Exercise prompt = Without omitting anything, retype the data that follows.

Records for the exercise =
--- begin ---

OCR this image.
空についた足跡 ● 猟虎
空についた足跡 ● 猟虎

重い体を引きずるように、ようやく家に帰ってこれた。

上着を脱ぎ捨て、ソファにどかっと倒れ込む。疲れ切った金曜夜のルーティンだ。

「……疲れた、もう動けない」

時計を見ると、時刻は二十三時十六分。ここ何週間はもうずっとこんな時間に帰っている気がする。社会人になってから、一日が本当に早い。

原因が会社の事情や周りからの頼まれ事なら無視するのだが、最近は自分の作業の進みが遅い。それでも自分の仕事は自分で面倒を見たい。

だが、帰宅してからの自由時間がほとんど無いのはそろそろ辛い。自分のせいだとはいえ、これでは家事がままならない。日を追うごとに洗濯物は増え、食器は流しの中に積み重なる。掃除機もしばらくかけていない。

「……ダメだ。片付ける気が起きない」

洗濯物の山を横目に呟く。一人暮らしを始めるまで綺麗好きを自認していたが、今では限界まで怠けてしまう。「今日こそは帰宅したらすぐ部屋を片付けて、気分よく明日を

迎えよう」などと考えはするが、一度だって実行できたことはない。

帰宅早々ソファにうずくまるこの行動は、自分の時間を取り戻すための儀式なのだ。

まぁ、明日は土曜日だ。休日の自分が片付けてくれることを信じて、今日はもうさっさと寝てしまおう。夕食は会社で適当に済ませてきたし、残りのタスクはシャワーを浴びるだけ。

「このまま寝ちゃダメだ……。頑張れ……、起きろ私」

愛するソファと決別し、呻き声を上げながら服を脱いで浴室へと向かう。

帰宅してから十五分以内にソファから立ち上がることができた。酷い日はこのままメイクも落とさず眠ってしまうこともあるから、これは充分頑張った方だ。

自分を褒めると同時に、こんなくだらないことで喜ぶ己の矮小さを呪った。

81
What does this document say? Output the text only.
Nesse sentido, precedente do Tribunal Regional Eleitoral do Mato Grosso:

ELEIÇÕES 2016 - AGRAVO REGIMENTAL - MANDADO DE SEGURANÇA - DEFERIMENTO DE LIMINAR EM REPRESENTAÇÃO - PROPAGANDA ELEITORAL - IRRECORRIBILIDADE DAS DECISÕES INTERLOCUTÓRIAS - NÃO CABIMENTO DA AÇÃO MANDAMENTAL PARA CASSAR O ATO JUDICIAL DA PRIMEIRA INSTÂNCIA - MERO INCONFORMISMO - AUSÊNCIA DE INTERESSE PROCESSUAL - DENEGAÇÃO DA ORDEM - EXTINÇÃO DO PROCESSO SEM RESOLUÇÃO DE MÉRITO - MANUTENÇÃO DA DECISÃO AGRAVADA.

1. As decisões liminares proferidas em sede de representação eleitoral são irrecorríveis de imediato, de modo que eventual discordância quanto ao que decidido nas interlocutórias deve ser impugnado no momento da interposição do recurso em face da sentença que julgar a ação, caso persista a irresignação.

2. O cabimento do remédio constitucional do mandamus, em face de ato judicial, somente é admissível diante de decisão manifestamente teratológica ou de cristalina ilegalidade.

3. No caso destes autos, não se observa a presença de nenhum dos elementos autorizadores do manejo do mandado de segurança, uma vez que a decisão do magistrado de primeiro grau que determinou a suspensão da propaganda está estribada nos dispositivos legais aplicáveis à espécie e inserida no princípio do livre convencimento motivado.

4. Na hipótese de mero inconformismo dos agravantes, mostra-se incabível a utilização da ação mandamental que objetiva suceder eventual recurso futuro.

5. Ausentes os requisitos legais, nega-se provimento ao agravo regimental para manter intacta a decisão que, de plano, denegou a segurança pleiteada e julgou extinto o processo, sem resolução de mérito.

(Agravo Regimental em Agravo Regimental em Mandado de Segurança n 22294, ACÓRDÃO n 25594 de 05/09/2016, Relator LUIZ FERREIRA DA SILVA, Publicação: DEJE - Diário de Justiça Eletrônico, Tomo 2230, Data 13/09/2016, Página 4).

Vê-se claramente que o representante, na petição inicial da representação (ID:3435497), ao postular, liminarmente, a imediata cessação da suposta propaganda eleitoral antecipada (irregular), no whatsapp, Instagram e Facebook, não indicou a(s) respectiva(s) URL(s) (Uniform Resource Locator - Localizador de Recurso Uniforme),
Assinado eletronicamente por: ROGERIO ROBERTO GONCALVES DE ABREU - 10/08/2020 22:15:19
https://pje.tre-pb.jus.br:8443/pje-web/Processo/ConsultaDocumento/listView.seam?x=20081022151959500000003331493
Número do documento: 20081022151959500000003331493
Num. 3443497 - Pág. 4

--- end ---

Exercise solution =
OCR this image.
空についた足跡 ● 猟虎
空についた足跡 ● 猟虎

重い体を引きずるように、ようやく家に帰ってこれた。

上着を脱ぎ捨て、ソファにどかっと倒れ込む。疲れ切った金曜夜のルーティンだ。

「……疲れた、もう動けない」

時計を見ると、時刻は二十三時十六分。ここ何週間はもうずっとこんな時間に帰っている気がする。社会人になってから、一日が本当に早い。

原因が会社の事情や周りからの頼まれ事なら無視するのだが、最近は自分の作業の進みが遅い。それでも自分の仕事は自分で面倒を見たい。

だが、帰宅してからの自由時間がほとんど無いのはそろそろ辛い。自分のせいだとはいえ、これでは家事がままならない。日を追うごとに洗濯物は増え、食器は流しの中に積み重なる。掃除機もしばらくかけていない。

「……ダメだ。片付ける気が起きない」

洗濯物の山を横目に呟く。一人暮らしを始めるまで綺麗好きを自認していたが、今では限界まで怠けてしまう。「今日こそは帰宅したらすぐ部屋を片付けて、気分よく明日を

迎えよう」などと考えはするが、一度だって実行できたことはない。

帰宅早々ソファにうずくまるこの行動は、自分の時間を取り戻すための儀式なのだ。

まぁ、明日は土曜日だ。休日の自分が片付けてくれることを信じて、今日はもうさっさと寝てしまおう。夕食は会社で適当に済ませてきたし、残りのタスクはシャワーを浴びるだけ。

「このまま寝ちゃダメだ……。頑張れ……、起きろ私」

愛するソファと決別し、呻き声を上げながら服を脱いで浴室へと向かう。

帰宅してから十五分以内にソファから立ち上がることができた。酷い日はこのままメイクも落とさず眠ってしまうこともあるから、これは充分頑張った方だ。

自分を褒めると同時に、こんなくだらないことで喜ぶ己の矮小さを呪った。

81
What does this document say? Output the text only.
Nesse sentido, precedente do Tribunal Regional Eleitoral do Mato Grosso:

ELEIÇÕES 2016 - AGRAVO REGIMENTAL - MANDADO DE SEGURANÇA - DEFERIMENTO DE LIMINAR EM REPRESENTAÇÃO - PROPAGANDA ELEITORAL - IRRECORRIBILIDADE DAS DECISÕES INTERLOCUTÓRIAS - NÃO CABIMENTO DA AÇÃO MANDAMENTAL PARA CASSAR O ATO JUDICIAL DA PRIMEIRA INSTÂNCIA - MERO INCONFORMISMO - AUSÊNCIA DE INTERESSE PROCESSUAL - DENEGAÇÃO DA ORDEM - EXTINÇÃO DO PROCESSO SEM RESOLUÇÃO DE MÉRITO - MANUTENÇÃO DA DECISÃO AGRAVADA.

1. As decisões liminares proferidas em sede de representação eleitoral são irrecorríveis de imediato, de modo que eventual discordância quanto ao que decidido nas interlocutórias deve ser impugnado no momento da interposição do recurso em face da sentença que julgar a ação, caso persista a irresignação.

2. O cabimento do remédio constitucional do mandamus, em face de ato judicial, somente é admissível diante de decisão manifestamente teratológica ou de cristalina ilegalidade.

3. No caso destes autos, não se observa a presença de nenhum dos elementos autorizadores do manejo do mandado de segurança, uma vez que a decisão do magistrado de primeiro grau que determinou a suspensão da propaganda está estribada nos dispositivos legais aplicáveis à espécie e inserida no princípio do livre convencimento motivado.

4. Na hipótese de mero inconformismo dos agravantes, mostra-se incabível a utilização da ação mandamental que objetiva suceder eventual recurso futuro.

5. Ausentes os requisitos legais, nega-se provimento ao agravo regimental para manter intacta a decisão que, de plano, denegou a segurança pleiteada e julgou extinto o processo, sem resolução de mérito.

(Agravo Regimental em Agravo Regimental em Mandado de Segurança n 22294, ACÓRDÃO n 25594 de 05/09/2016, Relator LUIZ FERREIRA DA SILVA, Publicação: DEJE - Diário de Justiça Eletrônico, Tomo 2230, Data 13/09/2016, Página 4).

Vê-se claramente que o representante, na petição inicial da representação (ID:3435497), ao postular, liminarmente, a imediata cessação da suposta propaganda eleitoral antecipada (irregular), no whatsapp, Instagram e Facebook, não indicou a(s) respectiva(s) URL(s) (Uniform Resource Locator - Localizador de Recurso Uniforme),
Assinado eletronicamente por: ROGERIO ROBERTO GONCALVES DE ABREU - 10/08/2020 22:15:19
https://pje.tre-pb.jus.br:8443/pje-web/Processo/ConsultaDocumento/listView.seam?x=20081022151959500000003331493
Número do documento: 20081022151959500000003331493
Num. 3443497 - Pág. 4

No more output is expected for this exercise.